=== Provided data ===
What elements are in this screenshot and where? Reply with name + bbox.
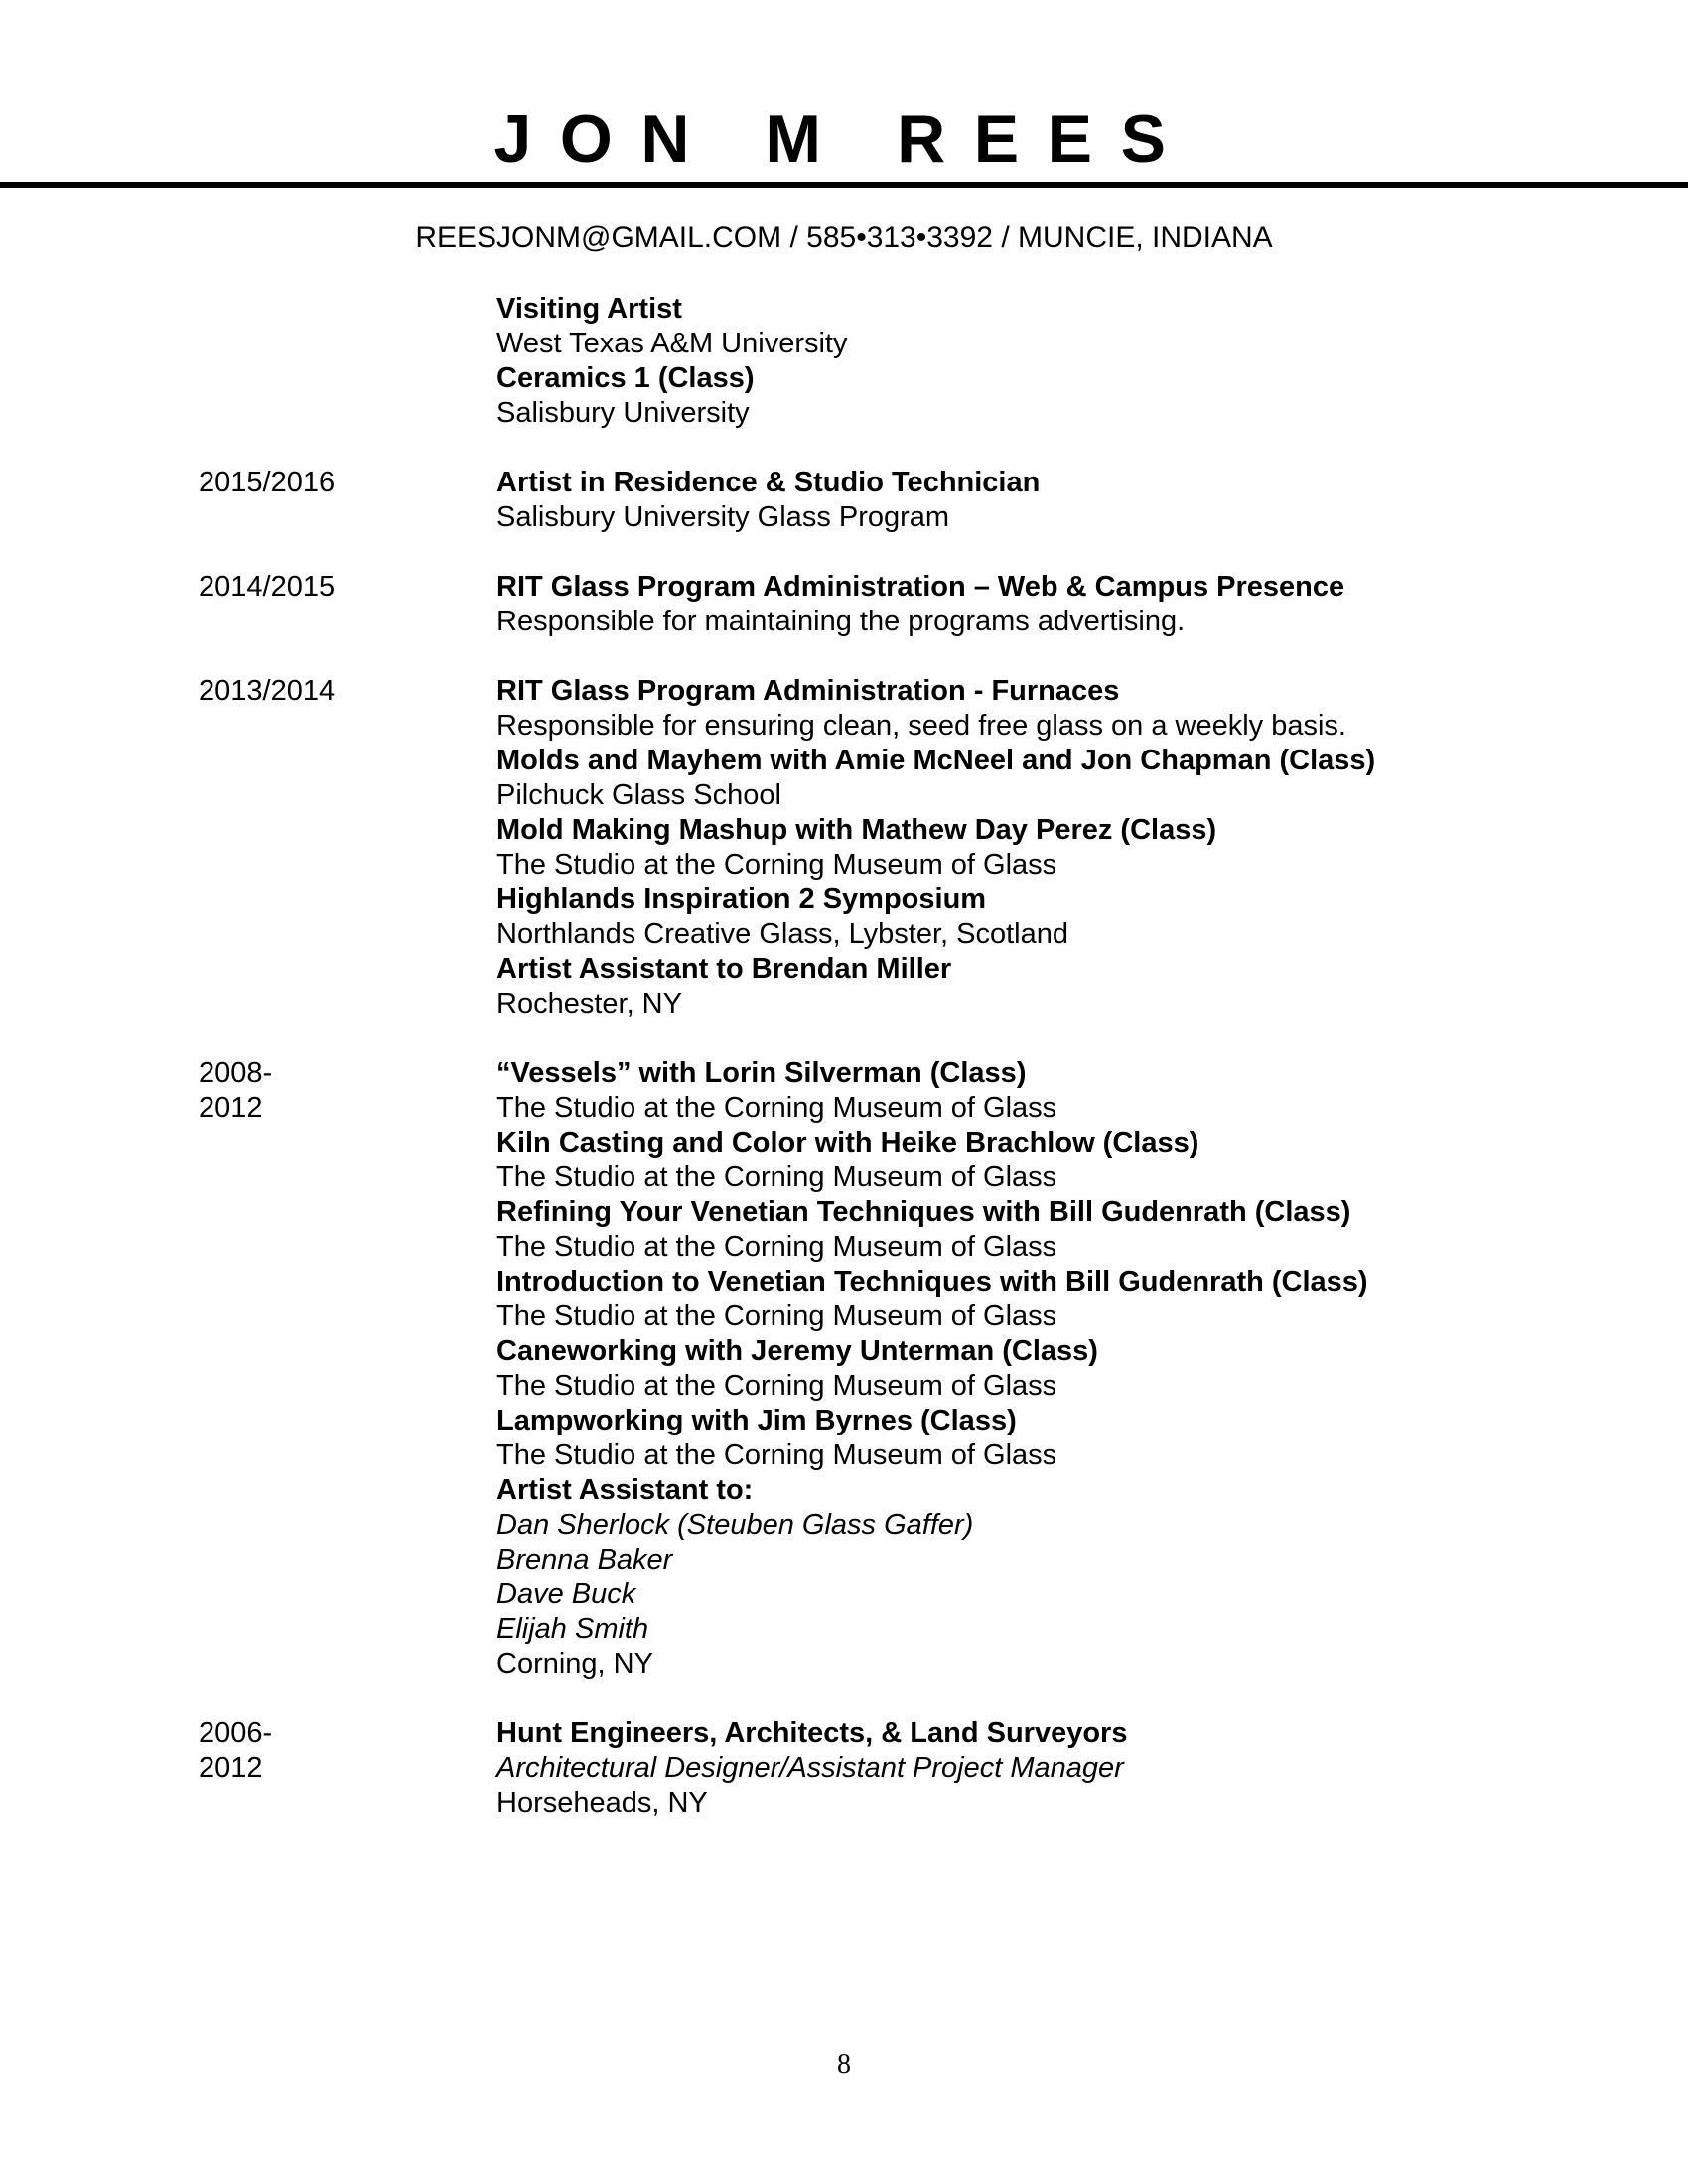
===
=== Provided data ===
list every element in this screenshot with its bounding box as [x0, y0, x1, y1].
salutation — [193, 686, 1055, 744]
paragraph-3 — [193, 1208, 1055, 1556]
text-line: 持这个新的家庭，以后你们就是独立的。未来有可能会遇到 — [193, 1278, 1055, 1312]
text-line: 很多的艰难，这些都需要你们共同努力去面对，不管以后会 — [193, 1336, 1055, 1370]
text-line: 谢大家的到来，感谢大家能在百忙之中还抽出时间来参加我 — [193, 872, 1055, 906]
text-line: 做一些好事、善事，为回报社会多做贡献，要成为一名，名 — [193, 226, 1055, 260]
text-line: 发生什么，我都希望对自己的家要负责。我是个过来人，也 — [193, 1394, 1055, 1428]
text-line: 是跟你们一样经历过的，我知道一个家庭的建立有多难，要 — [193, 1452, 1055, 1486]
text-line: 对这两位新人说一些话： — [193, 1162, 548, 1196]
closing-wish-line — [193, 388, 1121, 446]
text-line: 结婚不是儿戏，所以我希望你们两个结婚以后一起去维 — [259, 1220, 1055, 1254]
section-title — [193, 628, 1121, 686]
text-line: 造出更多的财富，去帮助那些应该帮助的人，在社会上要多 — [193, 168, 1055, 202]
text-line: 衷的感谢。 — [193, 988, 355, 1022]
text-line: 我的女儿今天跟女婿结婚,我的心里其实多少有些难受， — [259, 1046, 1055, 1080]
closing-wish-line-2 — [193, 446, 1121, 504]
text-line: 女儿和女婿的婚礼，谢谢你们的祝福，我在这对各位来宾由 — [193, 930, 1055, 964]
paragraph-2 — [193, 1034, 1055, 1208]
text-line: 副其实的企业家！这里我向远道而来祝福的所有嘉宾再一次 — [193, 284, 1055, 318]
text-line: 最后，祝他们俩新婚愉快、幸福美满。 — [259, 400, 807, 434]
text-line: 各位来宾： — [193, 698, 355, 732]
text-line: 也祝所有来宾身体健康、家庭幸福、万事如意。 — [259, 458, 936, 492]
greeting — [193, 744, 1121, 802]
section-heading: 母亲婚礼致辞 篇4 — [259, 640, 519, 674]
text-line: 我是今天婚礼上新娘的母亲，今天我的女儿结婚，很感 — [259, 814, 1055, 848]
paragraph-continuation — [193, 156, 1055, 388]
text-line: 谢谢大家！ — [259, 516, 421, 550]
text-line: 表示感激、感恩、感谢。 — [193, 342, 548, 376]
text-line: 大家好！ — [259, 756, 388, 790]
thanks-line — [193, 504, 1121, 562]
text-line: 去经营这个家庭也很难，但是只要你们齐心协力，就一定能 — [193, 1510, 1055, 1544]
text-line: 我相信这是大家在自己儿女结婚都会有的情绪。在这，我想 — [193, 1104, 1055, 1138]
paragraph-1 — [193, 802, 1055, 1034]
===
=== Provided data ===
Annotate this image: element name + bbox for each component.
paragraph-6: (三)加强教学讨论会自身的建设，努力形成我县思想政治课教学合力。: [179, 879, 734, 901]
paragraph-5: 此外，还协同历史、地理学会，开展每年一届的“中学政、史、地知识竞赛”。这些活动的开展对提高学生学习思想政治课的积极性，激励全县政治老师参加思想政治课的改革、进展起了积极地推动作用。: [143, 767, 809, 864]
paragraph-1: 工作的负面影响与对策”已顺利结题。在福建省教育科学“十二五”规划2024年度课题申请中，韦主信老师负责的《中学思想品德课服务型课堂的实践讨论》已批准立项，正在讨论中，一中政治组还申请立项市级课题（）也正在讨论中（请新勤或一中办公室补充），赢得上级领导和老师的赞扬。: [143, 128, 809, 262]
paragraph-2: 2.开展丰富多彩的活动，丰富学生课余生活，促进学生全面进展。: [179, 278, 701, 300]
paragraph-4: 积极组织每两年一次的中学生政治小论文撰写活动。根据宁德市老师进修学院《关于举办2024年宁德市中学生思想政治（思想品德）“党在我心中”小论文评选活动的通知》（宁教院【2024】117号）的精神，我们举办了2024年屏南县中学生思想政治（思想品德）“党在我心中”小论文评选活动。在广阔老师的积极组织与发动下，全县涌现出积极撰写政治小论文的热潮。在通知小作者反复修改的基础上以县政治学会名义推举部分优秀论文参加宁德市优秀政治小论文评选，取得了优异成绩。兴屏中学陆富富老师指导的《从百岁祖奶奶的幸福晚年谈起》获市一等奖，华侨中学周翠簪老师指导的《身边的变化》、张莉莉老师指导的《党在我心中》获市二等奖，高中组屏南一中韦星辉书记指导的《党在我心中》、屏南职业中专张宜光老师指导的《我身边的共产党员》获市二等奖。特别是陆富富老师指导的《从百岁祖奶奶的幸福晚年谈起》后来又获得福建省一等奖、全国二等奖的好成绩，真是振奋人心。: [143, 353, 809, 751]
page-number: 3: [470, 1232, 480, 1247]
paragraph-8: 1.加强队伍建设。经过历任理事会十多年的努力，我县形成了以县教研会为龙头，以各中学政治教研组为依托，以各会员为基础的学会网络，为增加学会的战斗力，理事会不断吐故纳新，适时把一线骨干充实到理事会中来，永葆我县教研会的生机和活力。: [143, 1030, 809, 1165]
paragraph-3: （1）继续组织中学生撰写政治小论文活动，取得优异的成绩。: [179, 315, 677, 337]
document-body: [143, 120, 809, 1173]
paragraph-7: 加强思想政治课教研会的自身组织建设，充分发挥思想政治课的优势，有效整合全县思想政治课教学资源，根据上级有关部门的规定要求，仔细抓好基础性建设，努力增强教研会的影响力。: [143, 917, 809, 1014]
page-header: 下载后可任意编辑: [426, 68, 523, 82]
===
Transcribe verbatim the lines beginning with the one that contains "list every element" and ending with the one that contains "paragraph-1 — [193, 802, 1055, 1034]", including both of those lines.

Answer to this task —
list every element in this screenshot with its bounding box as [x0, y0, x1, y1].
salutation — [193, 686, 1055, 744]
paragraph-3 — [193, 1208, 1055, 1556]
text-line: 持这个新的家庭，以后你们就是独立的。未来有可能会遇到 — [193, 1278, 1055, 1312]
text-line: 很多的艰难，这些都需要你们共同努力去面对，不管以后会 — [193, 1336, 1055, 1370]
text-line: 谢大家的到来，感谢大家能在百忙之中还抽出时间来参加我 — [193, 872, 1055, 906]
text-line: 做一些好事、善事，为回报社会多做贡献，要成为一名，名 — [193, 226, 1055, 260]
text-line: 发生什么，我都希望对自己的家要负责。我是个过来人，也 — [193, 1394, 1055, 1428]
text-line: 是跟你们一样经历过的，我知道一个家庭的建立有多难，要 — [193, 1452, 1055, 1486]
text-line: 对这两位新人说一些话： — [193, 1162, 548, 1196]
closing-wish-line — [193, 388, 1121, 446]
text-line: 结婚不是儿戏，所以我希望你们两个结婚以后一起去维 — [259, 1220, 1055, 1254]
section-title — [193, 628, 1121, 686]
text-line: 造出更多的财富，去帮助那些应该帮助的人，在社会上要多 — [193, 168, 1055, 202]
text-line: 衷的感谢。 — [193, 988, 355, 1022]
text-line: 我的女儿今天跟女婿结婚,我的心里其实多少有些难受， — [259, 1046, 1055, 1080]
closing-wish-line-2 — [193, 446, 1121, 504]
text-line: 女儿和女婿的婚礼，谢谢你们的祝福，我在这对各位来宾由 — [193, 930, 1055, 964]
paragraph-2 — [193, 1034, 1055, 1208]
text-line: 副其实的企业家！这里我向远道而来祝福的所有嘉宾再一次 — [193, 284, 1055, 318]
text-line: 最后，祝他们俩新婚愉快、幸福美满。 — [259, 400, 807, 434]
text-line: 各位来宾： — [193, 698, 355, 732]
text-line: 也祝所有来宾身体健康、家庭幸福、万事如意。 — [259, 458, 936, 492]
greeting — [193, 744, 1121, 802]
section-heading: 母亲婚礼致辞 篇4 — [259, 640, 519, 674]
text-line: 我是今天婚礼上新娘的母亲，今天我的女儿结婚，很感 — [259, 814, 1055, 848]
paragraph-continuation — [193, 156, 1055, 388]
text-line: 谢谢大家！ — [259, 516, 421, 550]
text-line: 表示感激、感恩、感谢。 — [193, 342, 548, 376]
text-line: 大家好！ — [259, 756, 388, 790]
thanks-line — [193, 504, 1121, 562]
text-line: 去经营这个家庭也很难，但是只要你们齐心协力，就一定能 — [193, 1510, 1055, 1544]
text-line: 我相信这是大家在自己儿女结婚都会有的情绪。在这，我想 — [193, 1104, 1055, 1138]
paragraph-1 — [193, 802, 1055, 1034]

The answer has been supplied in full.